(Figure record extracts)
## BEGIN

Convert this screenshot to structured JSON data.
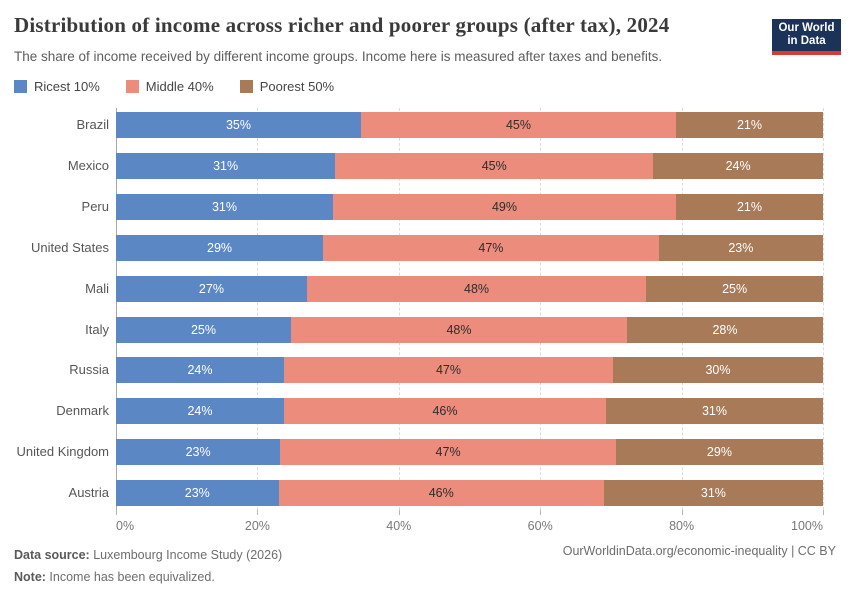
{
  "header": {
    "title": "Distribution of income across richer and poorer groups (after tax), 2024",
    "subtitle": "The share of income received by different income groups. Income here is measured after taxes and benefits.",
    "logo": {
      "line1": "Our World",
      "line2": "in Data",
      "bg_color": "#1b3359",
      "accent_color": "#d93a34"
    }
  },
  "legend": [
    {
      "label": "Ricest 10%",
      "color": "#5b87c5"
    },
    {
      "label": "Middle 40%",
      "color": "#ec8c7c"
    },
    {
      "label": "Poorest 50%",
      "color": "#a87a58"
    }
  ],
  "chart_data": {
    "type": "bar",
    "orientation": "horizontal",
    "stacked": true,
    "normalized_to_100": true,
    "categories": [
      "Brazil",
      "Mexico",
      "Peru",
      "United States",
      "Mali",
      "Italy",
      "Russia",
      "Denmark",
      "United Kingdom",
      "Austria"
    ],
    "series": [
      {
        "name": "Ricest 10%",
        "color": "#5b87c5",
        "label_color": "#ffffff",
        "values": [
          35,
          31,
          31,
          29,
          27,
          25,
          24,
          24,
          23,
          23
        ]
      },
      {
        "name": "Middle 40%",
        "color": "#ec8c7c",
        "label_color": "#2d2d2d",
        "values": [
          45,
          45,
          49,
          47,
          48,
          48,
          47,
          46,
          47,
          46
        ]
      },
      {
        "name": "Poorest 50%",
        "color": "#a87a58",
        "label_color": "#ffffff",
        "values": [
          21,
          24,
          21,
          23,
          25,
          28,
          30,
          31,
          29,
          31
        ]
      }
    ],
    "value_suffix": "%",
    "xlim": [
      0,
      100
    ],
    "x_ticks": [
      "0%",
      "20%",
      "40%",
      "60%",
      "80%",
      "100%"
    ],
    "grid": "dashed-vertical",
    "legend_position": "top-left"
  },
  "footer": {
    "source_label": "Data source:",
    "source_text": " Luxembourg Income Study (2026)",
    "note_label": "Note:",
    "note_text": " Income has been equivalized.",
    "right_text": "OurWorldinData.org/economic-inequality | CC BY"
  }
}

## END

= STATED PROBLEM =
Do not include the images; transcribe the rest of the listing exactly.

= SOLUTION FOR THIS PROBLEM =
Convert this screenshot to structured JSON data.
{
  "header": {
    "title": "Distribution of income across richer and poorer groups (after tax), 2024",
    "subtitle": "The share of income received by different income groups. Income here is measured after taxes and benefits.",
    "logo": {
      "line1": "Our World",
      "line2": "in Data",
      "bg_color": "#1b3359",
      "accent_color": "#d93a34"
    }
  },
  "legend": [
    {
      "label": "Ricest 10%",
      "color": "#5b87c5"
    },
    {
      "label": "Middle 40%",
      "color": "#ec8c7c"
    },
    {
      "label": "Poorest 50%",
      "color": "#a87a58"
    }
  ],
  "chart_data": {
    "type": "bar",
    "orientation": "horizontal",
    "stacked": true,
    "normalized_to_100": true,
    "categories": [
      "Brazil",
      "Mexico",
      "Peru",
      "United States",
      "Mali",
      "Italy",
      "Russia",
      "Denmark",
      "United Kingdom",
      "Austria"
    ],
    "series": [
      {
        "name": "Ricest 10%",
        "color": "#5b87c5",
        "label_color": "#ffffff",
        "values": [
          35,
          31,
          31,
          29,
          27,
          25,
          24,
          24,
          23,
          23
        ]
      },
      {
        "name": "Middle 40%",
        "color": "#ec8c7c",
        "label_color": "#2d2d2d",
        "values": [
          45,
          45,
          49,
          47,
          48,
          48,
          47,
          46,
          47,
          46
        ]
      },
      {
        "name": "Poorest 50%",
        "color": "#a87a58",
        "label_color": "#ffffff",
        "values": [
          21,
          24,
          21,
          23,
          25,
          28,
          30,
          31,
          29,
          31
        ]
      }
    ],
    "value_suffix": "%",
    "xlim": [
      0,
      100
    ],
    "x_ticks": [
      "0%",
      "20%",
      "40%",
      "60%",
      "80%",
      "100%"
    ],
    "grid": "dashed-vertical",
    "legend_position": "top-left"
  },
  "footer": {
    "source_label": "Data source:",
    "source_text": " Luxembourg Income Study (2026)",
    "note_label": "Note:",
    "note_text": " Income has been equivalized.",
    "right_text": "OurWorldinData.org/economic-inequality | CC BY"
  }
}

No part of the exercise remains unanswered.